# [Goal]
Copy all lines below exactly as written. Leave pictures out.

# [Materials provided]
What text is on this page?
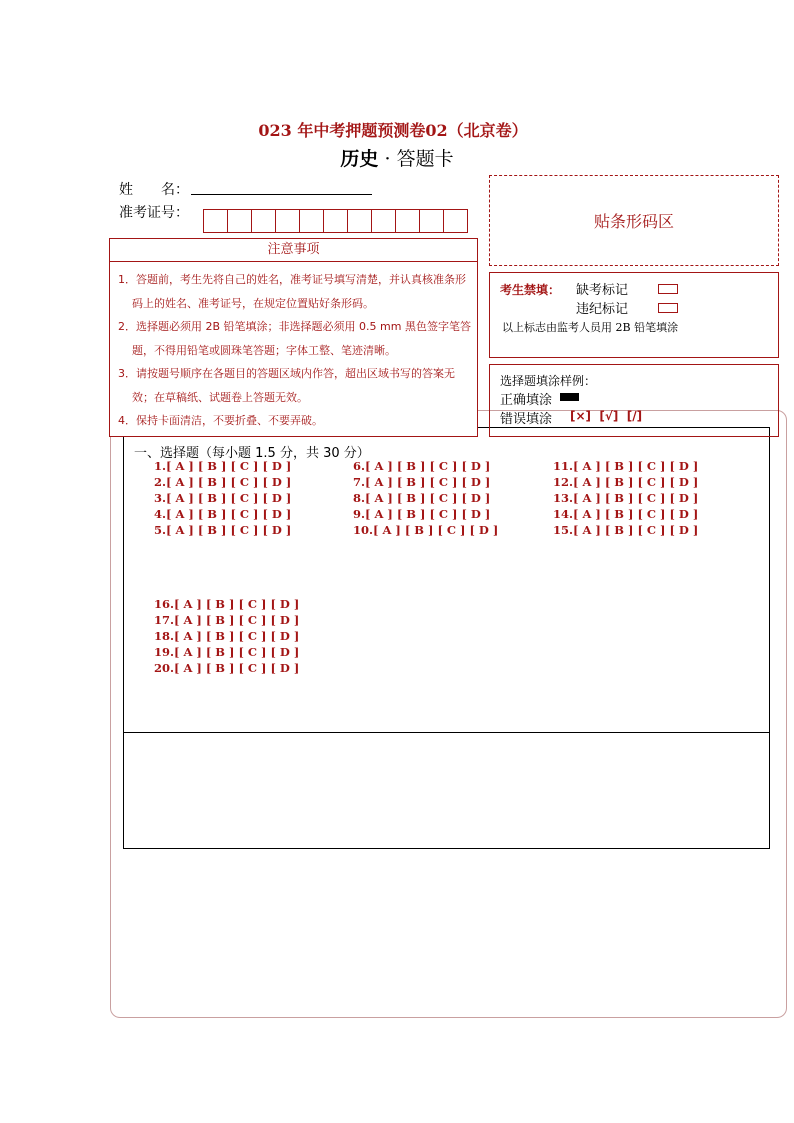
023 年中考押题预测卷02（北京卷）
历史 · 答题卡
姓　　名：
准考证号：	贴条形码区
一、选择题（每小题 1.5 分，共 30 分）
1.[ A ] [ B ] [ C ] [ D ]
2.[ A ] [ B ] [ C ] [ D ]
3.[ A ] [ B ] [ C ] [ D ]
4.[ A ] [ B ] [ C ] [ D ]
5.[ A ] [ B ] [ C ] [ D ]
6.[ A ] [ B ] [ C ] [ D ]
7.[ A ] [ B ] [ C ] [ D ]
8.[ A ] [ B ] [ C ] [ D ]
9.[ A ] [ B ] [ C ] [ D ]
10.[ A ] [ B ] [ C ] [ D ]
11.[ A ] [ B ] [ C ] [ D ]
12.[ A ] [ B ] [ C ] [ D ]
13.[ A ] [ B ] [ C ] [ D ]
14.[ A ] [ B ] [ C ] [ D ]
15.[ A ] [ B ] [ C ] [ D ]
16.[ A ] [ B ] [ C ] [ D ]
17.[ A ] [ B ] [ C ] [ D ]
18.[ A ] [ B ] [ C ] [ D ]
19.[ A ] [ B ] [ C ] [ D ]
20.[ A ] [ B ] [ C ] [ D ]
注意事项
1．答题前，考生先将自己的姓名，准考证号填写清楚，并认真核准条形码上的姓名、准考证号，在规定位置贴好条形码。
2．选择题必须用 2B 铅笔填涂；非选择题必须用 0.5 mm 黑色签字笔答题，不得用铅笔或圆珠笔答题；字体工整、笔迹清晰。
3．请按题号顺序在各题目的答题区域内作答，超出区域书写的答案无效；在草稿纸、试题卷上答题无效。
4．保持卡面清洁，不要折叠、不要弄破。
考生禁填： 缺考标记
违纪标记
以上标志由监考人员用 2B 铅笔填涂
选择题填涂样例：
正确填涂
错误填涂 [×]  [√]  [/]
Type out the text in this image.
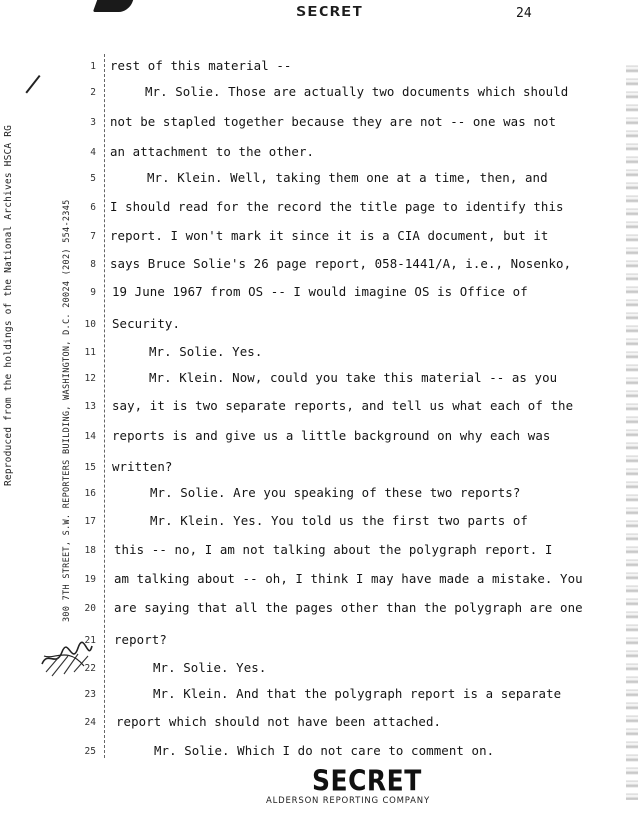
SECRET	24
Reproduced from the holdings of the National Archives HSCA RG	300 7TH STREET, S.W. REPORTERS BUILDING, WASHINGTON, D.C. 20024 (202) 554-2345
1 rest of this material --
2	Mr. Solie. Those are actually two documents which should
3 not be stapled together because they are not -- one was not
4 an attachment to the other.
5	Mr. Klein. Well, taking them one at a time, then, and
6 I should read for the record the title page to identify this
7 report. I won't mark it since it is a CIA document, but it
8 says Bruce Solie's 26 page report, 058-1441/A, i.e., Nosenko,
9 19 June 1967 from OS -- I would imagine OS is Office of
10 Security.
11	Mr. Solie. Yes.
12	Mr. Klein. Now, could you take this material -- as you
13 say, it is two separate reports, and tell us what each of the
14 reports is and give us a little background on why each was
15 written?
16	Mr. Solie. Are you speaking of these two reports?
17	Mr. Klein. Yes. You told us the first two parts of
18 this -- no, I am not talking about the polygraph report. I
19 am talking about -- oh, I think I may have made a mistake. You
20 are saying that all the pages other than the polygraph are one
21 report?
22	Mr. Solie. Yes.
23	Mr. Klein. And that the polygraph report is a separate
24 report which should not have been attached.
25	Mr. Solie. Which I do not care to comment on.
SECRET
ALDERSON REPORTING COMPANY
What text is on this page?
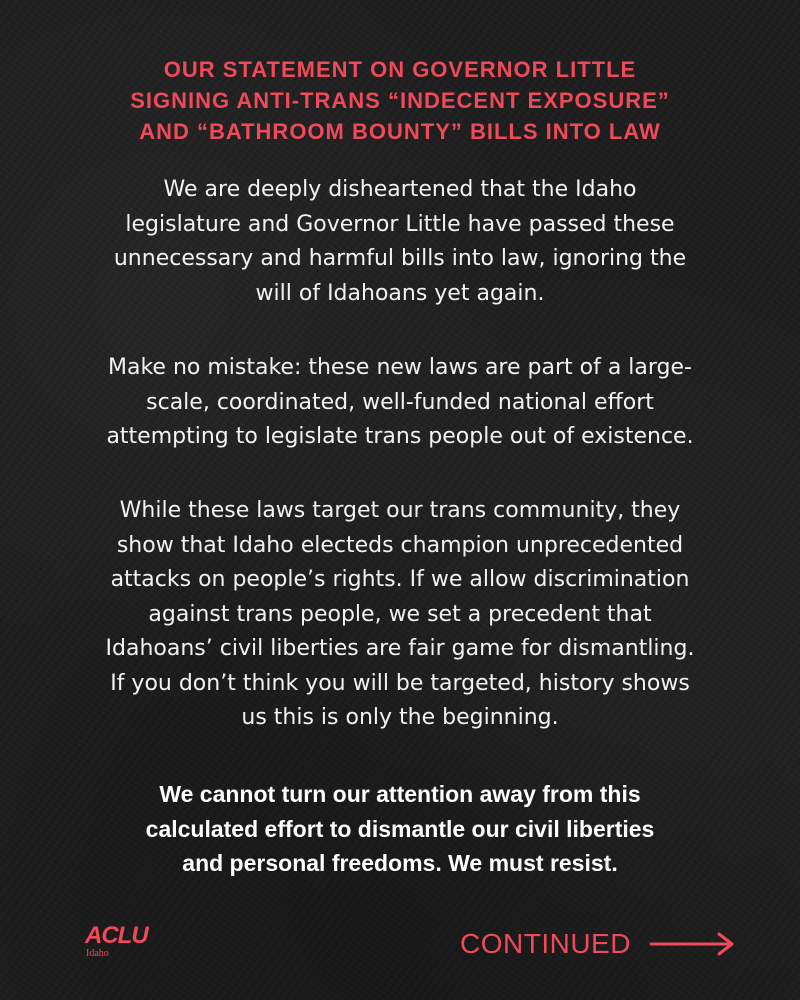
OUR STATEMENT ON GOVERNOR LITTLE
SIGNING ANTI-TRANS “INDECENT EXPOSURE”
AND “BATHROOM BOUNTY” BILLS INTO LAW

We are deeply disheartened that the Idaho
legislature and Governor Little have passed these
unnecessary and harmful bills into law, ignoring the
will of Idahoans yet again.

Make no mistake: these new laws are part of a large-
scale, coordinated, well-funded national effort
attempting to legislate trans people out of existence.

While these laws target our trans community, they
show that Idaho electeds champion unprecedented
attacks on people’s rights. If we allow discrimination
against trans people, we set a precedent that
Idahoans’ civil liberties are fair game for dismantling.
If you don’t think you will be targeted, history shows
us this is only the beginning.

We cannot turn our attention away from this
calculated effort to dismantle our civil liberties
and personal freedoms. We must resist.

ACLU
Idaho	CONTINUED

# [Task answer]
What text is on this page?
023 年中考押题预测卷02（北京卷）
历史 · 答题卡
姓　　名：
准考证号：	贴条形码区
一、选择题（每小题 1.5 分，共 30 分）
1.[ A ] [ B ] [ C ] [ D ]
2.[ A ] [ B ] [ C ] [ D ]
3.[ A ] [ B ] [ C ] [ D ]
4.[ A ] [ B ] [ C ] [ D ]
5.[ A ] [ B ] [ C ] [ D ]
6.[ A ] [ B ] [ C ] [ D ]
7.[ A ] [ B ] [ C ] [ D ]
8.[ A ] [ B ] [ C ] [ D ]
9.[ A ] [ B ] [ C ] [ D ]
10.[ A ] [ B ] [ C ] [ D ]
11.[ A ] [ B ] [ C ] [ D ]
12.[ A ] [ B ] [ C ] [ D ]
13.[ A ] [ B ] [ C ] [ D ]
14.[ A ] [ B ] [ C ] [ D ]
15.[ A ] [ B ] [ C ] [ D ]
16.[ A ] [ B ] [ C ] [ D ]
17.[ A ] [ B ] [ C ] [ D ]
18.[ A ] [ B ] [ C ] [ D ]
19.[ A ] [ B ] [ C ] [ D ]
20.[ A ] [ B ] [ C ] [ D ]
注意事项
1．答题前，考生先将自己的姓名，准考证号填写清楚，并认真核准条形码上的姓名、准考证号，在规定位置贴好条形码。
2．选择题必须用 2B 铅笔填涂；非选择题必须用 0.5 mm 黑色签字笔答题，不得用铅笔或圆珠笔答题；字体工整、笔迹清晰。
3．请按题号顺序在各题目的答题区域内作答，超出区域书写的答案无效；在草稿纸、试题卷上答题无效。
4．保持卡面清洁，不要折叠、不要弄破。
考生禁填： 缺考标记
违纪标记
以上标志由监考人员用 2B 铅笔填涂
选择题填涂样例：
正确填涂
错误填涂 [×]  [√]  [/]
Type out the text in this image.
SECRET	24
Reproduced from the holdings of the National Archives HSCA RG	300 7TH STREET, S.W. REPORTERS BUILDING, WASHINGTON, D.C. 20024 (202) 554-2345
1 rest of this material --
2	Mr. Solie. Those are actually two documents which should
3 not be stapled together because they are not -- one was not
4 an attachment to the other.
5	Mr. Klein. Well, taking them one at a time, then, and
6 I should read for the record the title page to identify this
7 report. I won't mark it since it is a CIA document, but it
8 says Bruce Solie's 26 page report, 058-1441/A, i.e., Nosenko,
9 19 June 1967 from OS -- I would imagine OS is Office of
10 Security.
11	Mr. Solie. Yes.
12	Mr. Klein. Now, could you take this material -- as you
13 say, it is two separate reports, and tell us what each of the
14 reports is and give us a little background on why each was
15 written?
16	Mr. Solie. Are you speaking of these two reports?
17	Mr. Klein. Yes. You told us the first two parts of
18 this -- no, I am not talking about the polygraph report. I
19 am talking about -- oh, I think I may have made a mistake. You
20 are saying that all the pages other than the polygraph are one
21 report?
22	Mr. Solie. Yes.
23	Mr. Klein. And that the polygraph report is a separate
24 report which should not have been attached.
25	Mr. Solie. Which I do not care to comment on.
SECRET
ALDERSON REPORTING COMPANY
What text is on this page?
OUR STATEMENT ON GOVERNOR LITTLE
SIGNING ANTI-TRANS “INDECENT EXPOSURE”
AND “BATHROOM BOUNTY” BILLS INTO LAW

We are deeply disheartened that the Idaho
legislature and Governor Little have passed these
unnecessary and harmful bills into law, ignoring the
will of Idahoans yet again.

Make no mistake: these new laws are part of a large-
scale, coordinated, well-funded national effort
attempting to legislate trans people out of existence.

While these laws target our trans community, they
show that Idaho electeds champion unprecedented
attacks on people’s rights. If we allow discrimination
against trans people, we set a precedent that
Idahoans’ civil liberties are fair game for dismantling.
If you don’t think you will be targeted, history shows
us this is only the beginning.

We cannot turn our attention away from this
calculated effort to dismantle our civil liberties
and personal freedoms. We must resist.

ACLU
Idaho	CONTINUED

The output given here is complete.